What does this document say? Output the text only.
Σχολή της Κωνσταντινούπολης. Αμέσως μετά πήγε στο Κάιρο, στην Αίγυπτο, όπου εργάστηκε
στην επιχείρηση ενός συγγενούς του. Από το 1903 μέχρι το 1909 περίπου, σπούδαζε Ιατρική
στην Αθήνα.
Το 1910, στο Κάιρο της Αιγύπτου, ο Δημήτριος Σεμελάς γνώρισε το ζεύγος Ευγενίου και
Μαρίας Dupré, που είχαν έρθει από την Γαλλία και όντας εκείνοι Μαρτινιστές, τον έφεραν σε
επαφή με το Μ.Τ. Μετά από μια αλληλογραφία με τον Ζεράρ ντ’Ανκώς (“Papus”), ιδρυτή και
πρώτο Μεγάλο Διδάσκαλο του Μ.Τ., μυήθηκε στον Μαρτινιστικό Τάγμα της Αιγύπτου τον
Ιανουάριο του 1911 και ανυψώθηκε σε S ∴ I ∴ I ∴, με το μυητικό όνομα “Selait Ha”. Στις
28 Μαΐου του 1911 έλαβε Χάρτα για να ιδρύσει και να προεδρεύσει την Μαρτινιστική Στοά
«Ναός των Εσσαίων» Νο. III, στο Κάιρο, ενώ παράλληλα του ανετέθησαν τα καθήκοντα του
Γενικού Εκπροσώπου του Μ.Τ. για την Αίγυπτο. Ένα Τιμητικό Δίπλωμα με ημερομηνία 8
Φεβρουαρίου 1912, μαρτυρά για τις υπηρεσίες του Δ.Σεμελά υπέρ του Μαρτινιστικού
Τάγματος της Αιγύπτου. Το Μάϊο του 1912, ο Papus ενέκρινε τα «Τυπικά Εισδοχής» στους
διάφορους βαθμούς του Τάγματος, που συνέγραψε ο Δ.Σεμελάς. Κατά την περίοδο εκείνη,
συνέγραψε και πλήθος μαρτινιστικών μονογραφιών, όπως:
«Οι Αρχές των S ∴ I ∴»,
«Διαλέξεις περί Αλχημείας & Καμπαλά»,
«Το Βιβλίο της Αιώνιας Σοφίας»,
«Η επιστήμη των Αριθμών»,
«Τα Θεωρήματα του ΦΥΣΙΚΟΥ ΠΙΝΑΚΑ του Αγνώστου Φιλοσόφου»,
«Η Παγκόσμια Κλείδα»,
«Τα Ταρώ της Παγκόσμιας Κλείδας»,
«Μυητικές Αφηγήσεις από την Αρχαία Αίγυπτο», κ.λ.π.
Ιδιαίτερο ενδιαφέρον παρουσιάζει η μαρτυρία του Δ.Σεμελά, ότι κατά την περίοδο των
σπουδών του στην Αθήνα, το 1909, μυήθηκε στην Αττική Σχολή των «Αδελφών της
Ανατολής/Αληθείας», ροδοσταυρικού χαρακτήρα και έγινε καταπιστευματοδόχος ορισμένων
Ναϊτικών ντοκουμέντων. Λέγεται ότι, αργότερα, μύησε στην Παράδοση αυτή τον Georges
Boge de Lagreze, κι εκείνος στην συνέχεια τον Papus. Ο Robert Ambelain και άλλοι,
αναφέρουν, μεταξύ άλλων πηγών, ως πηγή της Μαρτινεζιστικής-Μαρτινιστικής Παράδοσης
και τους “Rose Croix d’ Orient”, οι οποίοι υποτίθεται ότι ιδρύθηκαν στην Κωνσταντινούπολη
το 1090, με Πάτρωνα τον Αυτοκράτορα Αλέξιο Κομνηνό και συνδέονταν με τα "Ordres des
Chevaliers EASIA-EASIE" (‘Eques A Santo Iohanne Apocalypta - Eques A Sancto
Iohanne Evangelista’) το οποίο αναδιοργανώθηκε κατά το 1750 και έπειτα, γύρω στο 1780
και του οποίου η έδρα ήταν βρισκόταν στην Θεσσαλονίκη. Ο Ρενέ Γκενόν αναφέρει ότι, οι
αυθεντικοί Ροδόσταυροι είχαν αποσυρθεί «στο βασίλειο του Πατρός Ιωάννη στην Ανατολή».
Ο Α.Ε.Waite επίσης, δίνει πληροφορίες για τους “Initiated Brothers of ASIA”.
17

### YOUR INSTRUCTIONS
Working from the entries above, return all lines that contain "Κάιρο".

### REPLY TO THE TASK
Σχολή της Κωνσταντινούπολης. Αμέσως μετά πήγε στο Κάιρο, στην Αίγυπτο, όπου εργάστηκε
Το 1910, στο Κάιρο της Αιγύπτου, ο Δημήτριος Σεμελάς γνώρισε το ζεύγος Ευγενίου και
«Ναός των Εσσαίων» Νο. III, στο Κάιρο, ενώ παράλληλα του ανετέθησαν τα καθήκοντα του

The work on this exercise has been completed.